SHORT EXERCISE: Nothing may be dropped or altered: reproduce all the data.

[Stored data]
((
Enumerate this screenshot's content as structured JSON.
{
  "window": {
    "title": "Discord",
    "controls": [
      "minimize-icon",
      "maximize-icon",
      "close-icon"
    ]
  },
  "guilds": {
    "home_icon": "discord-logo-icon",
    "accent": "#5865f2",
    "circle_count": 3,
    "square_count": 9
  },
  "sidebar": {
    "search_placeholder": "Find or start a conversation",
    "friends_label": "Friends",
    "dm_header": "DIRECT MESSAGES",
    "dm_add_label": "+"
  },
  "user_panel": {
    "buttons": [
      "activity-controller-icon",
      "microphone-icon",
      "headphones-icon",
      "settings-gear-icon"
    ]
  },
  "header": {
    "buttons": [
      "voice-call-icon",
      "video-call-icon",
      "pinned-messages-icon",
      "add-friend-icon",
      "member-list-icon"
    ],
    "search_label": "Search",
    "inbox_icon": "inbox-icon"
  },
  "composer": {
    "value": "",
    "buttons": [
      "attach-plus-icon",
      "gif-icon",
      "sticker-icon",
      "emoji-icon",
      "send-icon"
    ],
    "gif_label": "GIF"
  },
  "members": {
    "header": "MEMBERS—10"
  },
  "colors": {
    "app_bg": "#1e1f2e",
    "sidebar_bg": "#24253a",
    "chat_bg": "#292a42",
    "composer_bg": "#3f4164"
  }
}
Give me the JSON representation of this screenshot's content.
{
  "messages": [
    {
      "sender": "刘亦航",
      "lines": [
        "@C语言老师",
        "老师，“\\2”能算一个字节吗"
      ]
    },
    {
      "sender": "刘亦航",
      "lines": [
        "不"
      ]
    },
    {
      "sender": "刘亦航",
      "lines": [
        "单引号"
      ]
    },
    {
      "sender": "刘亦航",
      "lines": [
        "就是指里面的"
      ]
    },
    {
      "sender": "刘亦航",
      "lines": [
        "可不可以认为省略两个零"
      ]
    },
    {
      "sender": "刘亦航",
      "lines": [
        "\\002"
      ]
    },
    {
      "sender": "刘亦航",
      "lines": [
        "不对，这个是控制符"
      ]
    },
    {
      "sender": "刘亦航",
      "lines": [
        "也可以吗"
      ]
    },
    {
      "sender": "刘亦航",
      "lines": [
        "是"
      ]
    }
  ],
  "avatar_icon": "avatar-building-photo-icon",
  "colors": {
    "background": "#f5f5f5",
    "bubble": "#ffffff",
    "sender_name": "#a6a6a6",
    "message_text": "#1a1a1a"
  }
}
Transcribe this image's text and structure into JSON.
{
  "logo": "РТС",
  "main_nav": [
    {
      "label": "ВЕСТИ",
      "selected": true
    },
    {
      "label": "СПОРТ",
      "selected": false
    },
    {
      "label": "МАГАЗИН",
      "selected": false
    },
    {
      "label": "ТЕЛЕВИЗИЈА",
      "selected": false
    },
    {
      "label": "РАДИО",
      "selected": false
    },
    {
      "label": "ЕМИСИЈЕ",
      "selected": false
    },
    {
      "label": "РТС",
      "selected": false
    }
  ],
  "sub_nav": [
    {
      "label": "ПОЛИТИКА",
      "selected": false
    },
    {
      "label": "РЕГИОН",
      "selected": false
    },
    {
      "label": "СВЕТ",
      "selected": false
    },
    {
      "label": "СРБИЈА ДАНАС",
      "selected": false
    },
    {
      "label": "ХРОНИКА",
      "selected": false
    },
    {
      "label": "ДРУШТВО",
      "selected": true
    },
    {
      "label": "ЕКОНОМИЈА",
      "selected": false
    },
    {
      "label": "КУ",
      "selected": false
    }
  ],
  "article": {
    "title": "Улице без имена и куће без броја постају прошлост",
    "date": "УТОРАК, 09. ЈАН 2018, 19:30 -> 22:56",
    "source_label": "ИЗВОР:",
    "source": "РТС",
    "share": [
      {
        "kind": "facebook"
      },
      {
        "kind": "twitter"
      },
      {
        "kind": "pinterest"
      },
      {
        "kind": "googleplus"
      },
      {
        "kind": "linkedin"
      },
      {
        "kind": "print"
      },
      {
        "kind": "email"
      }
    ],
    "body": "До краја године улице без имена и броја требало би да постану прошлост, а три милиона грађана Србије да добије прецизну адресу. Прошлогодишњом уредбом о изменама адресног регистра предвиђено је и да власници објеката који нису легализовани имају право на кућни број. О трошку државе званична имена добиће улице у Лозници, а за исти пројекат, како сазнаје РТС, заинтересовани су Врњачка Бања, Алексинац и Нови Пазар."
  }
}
))
REPLY TO THE TASK:
Enumerate this screenshot's content as structured JSON.
{
  "window": {
    "title": "Discord",
    "controls": [
      "minimize-icon",
      "maximize-icon",
      "close-icon"
    ]
  },
  "guilds": {
    "home_icon": "discord-logo-icon",
    "accent": "#5865f2",
    "circle_count": 3,
    "square_count": 9
  },
  "sidebar": {
    "search_placeholder": "Find or start a conversation",
    "friends_label": "Friends",
    "dm_header": "DIRECT MESSAGES",
    "dm_add_label": "+"
  },
  "user_panel": {
    "buttons": [
      "activity-controller-icon",
      "microphone-icon",
      "headphones-icon",
      "settings-gear-icon"
    ]
  },
  "header": {
    "buttons": [
      "voice-call-icon",
      "video-call-icon",
      "pinned-messages-icon",
      "add-friend-icon",
      "member-list-icon"
    ],
    "search_label": "Search",
    "inbox_icon": "inbox-icon"
  },
  "composer": {
    "value": "",
    "buttons": [
      "attach-plus-icon",
      "gif-icon",
      "sticker-icon",
      "emoji-icon",
      "send-icon"
    ],
    "gif_label": "GIF"
  },
  "members": {
    "header": "MEMBERS—10"
  },
  "colors": {
    "app_bg": "#1e1f2e",
    "sidebar_bg": "#24253a",
    "chat_bg": "#292a42",
    "composer_bg": "#3f4164"
  }
}
Give me the JSON representation of this screenshot's content.
{
  "messages": [
    {
      "sender": "刘亦航",
      "lines": [
        "@C语言老师",
        "老师，“\\2”能算一个字节吗"
      ]
    },
    {
      "sender": "刘亦航",
      "lines": [
        "不"
      ]
    },
    {
      "sender": "刘亦航",
      "lines": [
        "单引号"
      ]
    },
    {
      "sender": "刘亦航",
      "lines": [
        "就是指里面的"
      ]
    },
    {
      "sender": "刘亦航",
      "lines": [
        "可不可以认为省略两个零"
      ]
    },
    {
      "sender": "刘亦航",
      "lines": [
        "\\002"
      ]
    },
    {
      "sender": "刘亦航",
      "lines": [
        "不对，这个是控制符"
      ]
    },
    {
      "sender": "刘亦航",
      "lines": [
        "也可以吗"
      ]
    },
    {
      "sender": "刘亦航",
      "lines": [
        "是"
      ]
    }
  ],
  "avatar_icon": "avatar-building-photo-icon",
  "colors": {
    "background": "#f5f5f5",
    "bubble": "#ffffff",
    "sender_name": "#a6a6a6",
    "message_text": "#1a1a1a"
  }
}
Transcribe this image's text and structure into JSON.
{
  "logo": "РТС",
  "main_nav": [
    {
      "label": "ВЕСТИ",
      "selected": true
    },
    {
      "label": "СПОРТ",
      "selected": false
    },
    {
      "label": "МАГАЗИН",
      "selected": false
    },
    {
      "label": "ТЕЛЕВИЗИЈА",
      "selected": false
    },
    {
      "label": "РАДИО",
      "selected": false
    },
    {
      "label": "ЕМИСИЈЕ",
      "selected": false
    },
    {
      "label": "РТС",
      "selected": false
    }
  ],
  "sub_nav": [
    {
      "label": "ПОЛИТИКА",
      "selected": false
    },
    {
      "label": "РЕГИОН",
      "selected": false
    },
    {
      "label": "СВЕТ",
      "selected": false
    },
    {
      "label": "СРБИЈА ДАНАС",
      "selected": false
    },
    {
      "label": "ХРОНИКА",
      "selected": false
    },
    {
      "label": "ДРУШТВО",
      "selected": true
    },
    {
      "label": "ЕКОНОМИЈА",
      "selected": false
    },
    {
      "label": "КУ",
      "selected": false
    }
  ],
  "article": {
    "title": "Улице без имена и куће без броја постају прошлост",
    "date": "УТОРАК, 09. ЈАН 2018, 19:30 -> 22:56",
    "source_label": "ИЗВОР:",
    "source": "РТС",
    "share": [
      {
        "kind": "facebook"
      },
      {
        "kind": "twitter"
      },
      {
        "kind": "pinterest"
      },
      {
        "kind": "googleplus"
      },
      {
        "kind": "linkedin"
      },
      {
        "kind": "print"
      },
      {
        "kind": "email"
      }
    ],
    "body": "До краја године улице без имена и броја требало би да постану прошлост, а три милиона грађана Србије да добије прецизну адресу. Прошлогодишњом уредбом о изменама адресног регистра предвиђено је и да власници објеката који нису легализовани имају право на кућни број. О трошку државе званична имена добиће улице у Лозници, а за исти пројекат, како сазнаје РТС, заинтересовани су Врњачка Бања, Алексинац и Нови Пазар."
  }
}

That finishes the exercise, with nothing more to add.